> _READING PASSAGE_:
+-------+

4: A positive skewness value (0.9744) indicates that the data distribution is positively skewed, with a tail extending to the right. This confirms the earlier observation that the mean is greater than the median.
5: A kurtosis value of 1.0317 suggests that the data distribution has slightly heavier tails than a normal distribution. This indicates a slightly higher likelihood of extreme values compared to a normal distribution.

The above statistics show that the dataset has a positive skewness (right-skewed) and slightly heavier tails than a normal distribution.

 

September 25, 2023

Topics Learnt Today:

1: Bootstrap: 

  • Bootstrap is a resampling technique used for statistical inference, such as estimating the sampling distribution of a statistic or constructing confidence intervals.
  • It involves repeatedly sampling from the dataset with replacement to create multiple bootstrap samples, each of the same size as the original dataset.
  • The statistic of interest (e.g., mean, median, standard error) is calculated for each bootstrap sample, and the distribution of these statistics is used to make inferences.
  • Bootstrap can also be applied to estimate prediction error by resampling the dataset and calculating the error metric (e.g., mean squared error) for each resampled dataset.

+-------+

> _RECORDED INFORMATION_:

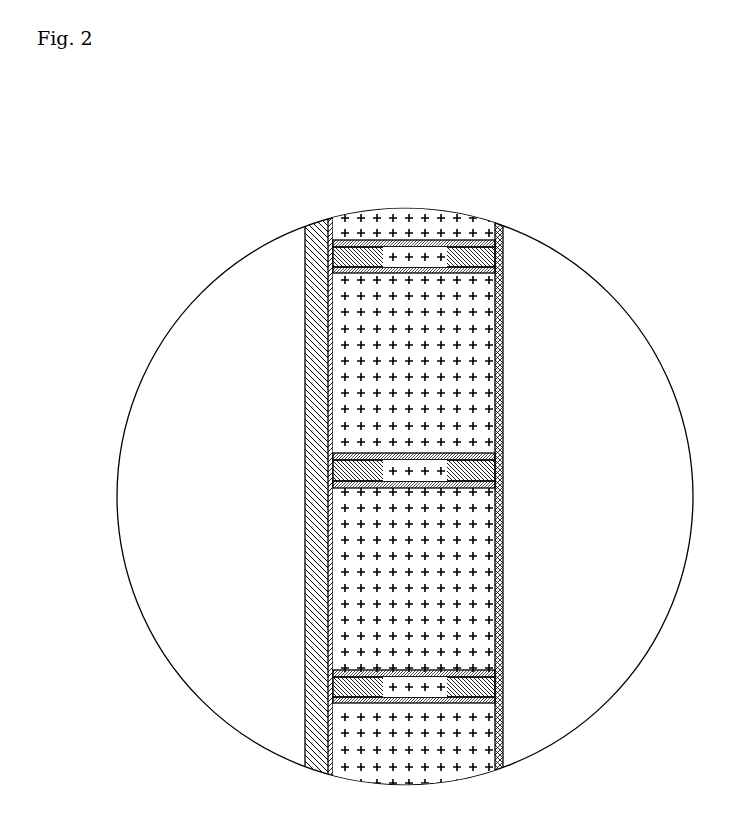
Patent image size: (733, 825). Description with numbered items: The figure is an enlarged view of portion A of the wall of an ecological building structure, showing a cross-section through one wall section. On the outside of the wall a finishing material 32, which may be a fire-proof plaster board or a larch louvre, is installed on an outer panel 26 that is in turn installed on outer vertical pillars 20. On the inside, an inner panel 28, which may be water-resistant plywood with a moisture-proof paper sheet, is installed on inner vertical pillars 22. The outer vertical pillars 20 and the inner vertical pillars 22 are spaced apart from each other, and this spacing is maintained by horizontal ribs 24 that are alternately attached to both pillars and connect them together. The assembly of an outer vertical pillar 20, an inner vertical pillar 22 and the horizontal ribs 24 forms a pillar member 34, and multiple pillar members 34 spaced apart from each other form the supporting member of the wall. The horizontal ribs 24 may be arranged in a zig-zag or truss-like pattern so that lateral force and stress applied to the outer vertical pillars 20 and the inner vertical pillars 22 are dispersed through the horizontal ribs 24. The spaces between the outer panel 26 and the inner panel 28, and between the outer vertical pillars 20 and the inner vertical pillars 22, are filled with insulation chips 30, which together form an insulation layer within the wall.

The outer vertical pillar 20 is at (343, 245).
The inner vertical pillar 22 is at (472, 252).
The horizontal rib 24 is at (400, 265).
The outer panel 26 is at (327, 315).
The inner panel 28 is at (497, 390).
The insulation chips 30 is at (443, 362).
The finishing material 32 is at (315, 455).
The pillar member 34 is at (411, 176).
The portion A is at (242, 733).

+-------+

> _EXERCISE INSTRUCTIONS_:
1 > In the statistics notes, how are bootstrap samples drawn from the dataset?
2 > Continue the statistics notes from the point where they stop.

> _ANSWERS FOR THE EXERCISE_:
1 > By repeatedly sampling from the dataset with replacement, with each sample the same size as the original dataset.

2 >
  • Advantages:
    • Provides an empirical estimate of the sampling distribution and can be used to construct confidence intervals.
    • Useful for making inferences about population parameters and assessing the stability of statistical estimates.
  • Disadvantages:
    • Does not directly provide model evaluation or performance estimation, unlike cross-validation.
    • May not be as straightforward for model selection or hyperparameter tuning compared to cross-validation.
  • In summary, Bootstrap, is used for statistical inference, constructing confidence intervals, and estimating population parameters.

2: Training Error vs Test Error:

Training error and test error are two key concepts in machine learning and model evaluation. They provide insights into how well a machine learning model is performing during training and how it is likely to perform on unseen data. Understanding the differences between these two types of errors is essential for assessing a model’s generalization capability and identifying issues like overfitting or underfitting.

Training Error:

  • Training error, also known as in-sample error, is the error or loss that a machine learning model incurs on the same dataset that was used to train it.
  • When you train a model, it learns to fit the training data as closely as possible. The training error measures how well the model fits the training data.
  • A model that has a low training error is said to have a good fit to the training data. However, a low training error does not necessarily indicate that the model will generalize well to new, unseen data.
  • Training error tends to be overly optimistic because the model has already seen the training data and has adapted to it, potentially capturing noise and specific patterns that may not generalize to other datasets.

Test Error:

  • Test error, also known as out-of-sample error or validation error, is the error or loss that a machine learning model incurs on a dataset that it has never seen during training. This dataset is called the validation or test set.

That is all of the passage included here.